**Exercise prompt:** Reproduce each line of the listing exactly.

**Records shown:**
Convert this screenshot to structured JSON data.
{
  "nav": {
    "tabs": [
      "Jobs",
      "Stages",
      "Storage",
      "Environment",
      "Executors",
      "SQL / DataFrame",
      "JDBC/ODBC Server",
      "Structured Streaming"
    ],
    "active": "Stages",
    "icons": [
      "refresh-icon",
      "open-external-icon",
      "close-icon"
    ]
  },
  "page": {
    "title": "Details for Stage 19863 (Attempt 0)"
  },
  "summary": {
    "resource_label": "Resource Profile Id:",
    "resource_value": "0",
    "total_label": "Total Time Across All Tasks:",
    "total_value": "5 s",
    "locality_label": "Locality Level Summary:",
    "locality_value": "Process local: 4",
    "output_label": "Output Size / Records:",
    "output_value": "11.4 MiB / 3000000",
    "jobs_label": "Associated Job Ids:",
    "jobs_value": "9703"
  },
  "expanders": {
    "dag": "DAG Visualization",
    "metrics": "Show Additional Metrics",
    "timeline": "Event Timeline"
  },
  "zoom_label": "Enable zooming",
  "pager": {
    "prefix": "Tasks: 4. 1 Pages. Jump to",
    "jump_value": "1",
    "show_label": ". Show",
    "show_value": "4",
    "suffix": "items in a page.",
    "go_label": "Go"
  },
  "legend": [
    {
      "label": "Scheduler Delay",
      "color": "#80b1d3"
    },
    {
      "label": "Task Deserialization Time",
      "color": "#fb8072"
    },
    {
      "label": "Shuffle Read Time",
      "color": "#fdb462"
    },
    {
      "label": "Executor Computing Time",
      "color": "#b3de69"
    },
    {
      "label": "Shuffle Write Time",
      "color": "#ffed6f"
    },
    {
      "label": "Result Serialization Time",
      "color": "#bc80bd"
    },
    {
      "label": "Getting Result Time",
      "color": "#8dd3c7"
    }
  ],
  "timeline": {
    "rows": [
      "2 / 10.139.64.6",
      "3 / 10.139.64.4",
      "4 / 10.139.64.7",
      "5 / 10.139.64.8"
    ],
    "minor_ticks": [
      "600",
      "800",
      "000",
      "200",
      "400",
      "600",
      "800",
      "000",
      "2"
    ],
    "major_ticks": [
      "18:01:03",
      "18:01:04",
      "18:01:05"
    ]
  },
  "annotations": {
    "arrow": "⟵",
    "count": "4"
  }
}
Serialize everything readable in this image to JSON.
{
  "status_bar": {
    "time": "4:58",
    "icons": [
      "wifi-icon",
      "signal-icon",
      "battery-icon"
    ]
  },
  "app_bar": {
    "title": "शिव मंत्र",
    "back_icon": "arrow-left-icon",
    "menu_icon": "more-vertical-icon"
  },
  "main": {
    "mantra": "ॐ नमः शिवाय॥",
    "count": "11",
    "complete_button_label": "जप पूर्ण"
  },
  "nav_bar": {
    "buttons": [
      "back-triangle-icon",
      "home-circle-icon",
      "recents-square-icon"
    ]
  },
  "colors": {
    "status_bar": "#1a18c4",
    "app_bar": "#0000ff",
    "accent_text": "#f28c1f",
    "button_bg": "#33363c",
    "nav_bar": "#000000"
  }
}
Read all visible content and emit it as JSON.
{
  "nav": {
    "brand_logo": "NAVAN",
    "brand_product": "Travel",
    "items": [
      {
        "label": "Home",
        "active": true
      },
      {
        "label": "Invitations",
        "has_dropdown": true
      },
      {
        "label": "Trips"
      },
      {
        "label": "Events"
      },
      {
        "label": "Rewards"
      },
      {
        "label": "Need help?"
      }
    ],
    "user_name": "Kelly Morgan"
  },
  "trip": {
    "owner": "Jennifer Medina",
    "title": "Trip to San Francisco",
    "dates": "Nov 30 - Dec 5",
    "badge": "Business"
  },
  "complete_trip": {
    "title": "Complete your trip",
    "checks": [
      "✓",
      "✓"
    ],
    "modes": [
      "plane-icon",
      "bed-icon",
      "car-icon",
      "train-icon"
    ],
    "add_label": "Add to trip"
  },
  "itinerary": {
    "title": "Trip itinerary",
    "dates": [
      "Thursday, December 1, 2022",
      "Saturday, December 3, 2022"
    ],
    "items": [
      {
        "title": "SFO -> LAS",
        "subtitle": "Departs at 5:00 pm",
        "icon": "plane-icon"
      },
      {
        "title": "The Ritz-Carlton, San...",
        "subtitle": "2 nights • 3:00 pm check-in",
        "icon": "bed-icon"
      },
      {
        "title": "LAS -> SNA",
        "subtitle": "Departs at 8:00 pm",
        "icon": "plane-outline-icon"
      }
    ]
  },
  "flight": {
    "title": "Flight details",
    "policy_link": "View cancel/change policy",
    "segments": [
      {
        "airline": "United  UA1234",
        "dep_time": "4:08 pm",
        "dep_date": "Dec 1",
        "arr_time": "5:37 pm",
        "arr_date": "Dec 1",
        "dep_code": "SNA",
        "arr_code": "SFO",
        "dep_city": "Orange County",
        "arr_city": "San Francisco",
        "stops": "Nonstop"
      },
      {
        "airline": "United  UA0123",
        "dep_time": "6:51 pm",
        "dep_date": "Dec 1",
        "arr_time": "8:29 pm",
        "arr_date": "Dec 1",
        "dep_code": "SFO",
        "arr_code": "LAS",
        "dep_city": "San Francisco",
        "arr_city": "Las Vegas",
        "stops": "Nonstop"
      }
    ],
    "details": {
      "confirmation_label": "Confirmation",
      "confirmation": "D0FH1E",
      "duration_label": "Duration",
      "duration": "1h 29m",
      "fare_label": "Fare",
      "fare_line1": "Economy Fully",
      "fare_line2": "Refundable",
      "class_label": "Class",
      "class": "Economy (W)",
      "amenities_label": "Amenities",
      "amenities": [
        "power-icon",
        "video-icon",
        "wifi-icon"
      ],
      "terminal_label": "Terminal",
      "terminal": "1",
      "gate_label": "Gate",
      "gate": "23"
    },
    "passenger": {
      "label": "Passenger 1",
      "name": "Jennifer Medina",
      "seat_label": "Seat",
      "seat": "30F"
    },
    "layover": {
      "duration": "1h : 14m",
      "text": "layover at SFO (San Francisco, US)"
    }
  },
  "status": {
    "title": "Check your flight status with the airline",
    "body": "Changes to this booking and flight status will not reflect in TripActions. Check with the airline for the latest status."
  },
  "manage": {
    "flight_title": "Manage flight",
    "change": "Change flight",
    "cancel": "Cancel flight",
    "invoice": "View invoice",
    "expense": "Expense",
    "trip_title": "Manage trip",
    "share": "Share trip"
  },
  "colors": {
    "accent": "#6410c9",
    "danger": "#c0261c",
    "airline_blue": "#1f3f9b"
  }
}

**Exercise answer:**
Convert this screenshot to structured JSON data.
{
  "nav": {
    "tabs": [
      "Jobs",
      "Stages",
      "Storage",
      "Environment",
      "Executors",
      "SQL / DataFrame",
      "JDBC/ODBC Server",
      "Structured Streaming"
    ],
    "active": "Stages",
    "icons": [
      "refresh-icon",
      "open-external-icon",
      "close-icon"
    ]
  },
  "page": {
    "title": "Details for Stage 19863 (Attempt 0)"
  },
  "summary": {
    "resource_label": "Resource Profile Id:",
    "resource_value": "0",
    "total_label": "Total Time Across All Tasks:",
    "total_value": "5 s",
    "locality_label": "Locality Level Summary:",
    "locality_value": "Process local: 4",
    "output_label": "Output Size / Records:",
    "output_value": "11.4 MiB / 3000000",
    "jobs_label": "Associated Job Ids:",
    "jobs_value": "9703"
  },
  "expanders": {
    "dag": "DAG Visualization",
    "metrics": "Show Additional Metrics",
    "timeline": "Event Timeline"
  },
  "zoom_label": "Enable zooming",
  "pager": {
    "prefix": "Tasks: 4. 1 Pages. Jump to",
    "jump_value": "1",
    "show_label": ". Show",
    "show_value": "4",
    "suffix": "items in a page.",
    "go_label": "Go"
  },
  "legend": [
    {
      "label": "Scheduler Delay",
      "color": "#80b1d3"
    },
    {
      "label": "Task Deserialization Time",
      "color": "#fb8072"
    },
    {
      "label": "Shuffle Read Time",
      "color": "#fdb462"
    },
    {
      "label": "Executor Computing Time",
      "color": "#b3de69"
    },
    {
      "label": "Shuffle Write Time",
      "color": "#ffed6f"
    },
    {
      "label": "Result Serialization Time",
      "color": "#bc80bd"
    },
    {
      "label": "Getting Result Time",
      "color": "#8dd3c7"
    }
  ],
  "timeline": {
    "rows": [
      "2 / 10.139.64.6",
      "3 / 10.139.64.4",
      "4 / 10.139.64.7",
      "5 / 10.139.64.8"
    ],
    "minor_ticks": [
      "600",
      "800",
      "000",
      "200",
      "400",
      "600",
      "800",
      "000",
      "2"
    ],
    "major_ticks": [
      "18:01:03",
      "18:01:04",
      "18:01:05"
    ]
  },
  "annotations": {
    "arrow": "⟵",
    "count": "4"
  }
}
Serialize everything readable in this image to JSON.
{
  "status_bar": {
    "time": "4:58",
    "icons": [
      "wifi-icon",
      "signal-icon",
      "battery-icon"
    ]
  },
  "app_bar": {
    "title": "शिव मंत्र",
    "back_icon": "arrow-left-icon",
    "menu_icon": "more-vertical-icon"
  },
  "main": {
    "mantra": "ॐ नमः शिवाय॥",
    "count": "11",
    "complete_button_label": "जप पूर्ण"
  },
  "nav_bar": {
    "buttons": [
      "back-triangle-icon",
      "home-circle-icon",
      "recents-square-icon"
    ]
  },
  "colors": {
    "status_bar": "#1a18c4",
    "app_bar": "#0000ff",
    "accent_text": "#f28c1f",
    "button_bg": "#33363c",
    "nav_bar": "#000000"
  }
}
Read all visible content and emit it as JSON.
{
  "nav": {
    "brand_logo": "NAVAN",
    "brand_product": "Travel",
    "items": [
      {
        "label": "Home",
        "active": true
      },
      {
        "label": "Invitations",
        "has_dropdown": true
      },
      {
        "label": "Trips"
      },
      {
        "label": "Events"
      },
      {
        "label": "Rewards"
      },
      {
        "label": "Need help?"
      }
    ],
    "user_name": "Kelly Morgan"
  },
  "trip": {
    "owner": "Jennifer Medina",
    "title": "Trip to San Francisco",
    "dates": "Nov 30 - Dec 5",
    "badge": "Business"
  },
  "complete_trip": {
    "title": "Complete your trip",
    "checks": [
      "✓",
      "✓"
    ],
    "modes": [
      "plane-icon",
      "bed-icon",
      "car-icon",
      "train-icon"
    ],
    "add_label": "Add to trip"
  },
  "itinerary": {
    "title": "Trip itinerary",
    "dates": [
      "Thursday, December 1, 2022",
      "Saturday, December 3, 2022"
    ],
    "items": [
      {
        "title": "SFO -> LAS",
        "subtitle": "Departs at 5:00 pm",
        "icon": "plane-icon"
      },
      {
        "title": "The Ritz-Carlton, San...",
        "subtitle": "2 nights • 3:00 pm check-in",
        "icon": "bed-icon"
      },
      {
        "title": "LAS -> SNA",
        "subtitle": "Departs at 8:00 pm",
        "icon": "plane-outline-icon"
      }
    ]
  },
  "flight": {
    "title": "Flight details",
    "policy_link": "View cancel/change policy",
    "segments": [
      {
        "airline": "United  UA1234",
        "dep_time": "4:08 pm",
        "dep_date": "Dec 1",
        "arr_time": "5:37 pm",
        "arr_date": "Dec 1",
        "dep_code": "SNA",
        "arr_code": "SFO",
        "dep_city": "Orange County",
        "arr_city": "San Francisco",
        "stops": "Nonstop"
      },
      {
        "airline": "United  UA0123",
        "dep_time": "6:51 pm",
        "dep_date": "Dec 1",
        "arr_time": "8:29 pm",
        "arr_date": "Dec 1",
        "dep_code": "SFO",
        "arr_code": "LAS",
        "dep_city": "San Francisco",
        "arr_city": "Las Vegas",
        "stops": "Nonstop"
      }
    ],
    "details": {
      "confirmation_label": "Confirmation",
      "confirmation": "D0FH1E",
      "duration_label": "Duration",
      "duration": "1h 29m",
      "fare_label": "Fare",
      "fare_line1": "Economy Fully",
      "fare_line2": "Refundable",
      "class_label": "Class",
      "class": "Economy (W)",
      "amenities_label": "Amenities",
      "amenities": [
        "power-icon",
        "video-icon",
        "wifi-icon"
      ],
      "terminal_label": "Terminal",
      "terminal": "1",
      "gate_label": "Gate",
      "gate": "23"
    },
    "passenger": {
      "label": "Passenger 1",
      "name": "Jennifer Medina",
      "seat_label": "Seat",
      "seat": "30F"
    },
    "layover": {
      "duration": "1h : 14m",
      "text": "layover at SFO (San Francisco, US)"
    }
  },
  "status": {
    "title": "Check your flight status with the airline",
    "body": "Changes to this booking and flight status will not reflect in TripActions. Check with the airline for the latest status."
  },
  "manage": {
    "flight_title": "Manage flight",
    "change": "Change flight",
    "cancel": "Cancel flight",
    "invoice": "View invoice",
    "expense": "Expense",
    "trip_title": "Manage trip",
    "share": "Share trip"
  },
  "colors": {
    "accent": "#6410c9",
    "danger": "#c0261c",
    "airline_blue": "#1f3f9b"
  }
}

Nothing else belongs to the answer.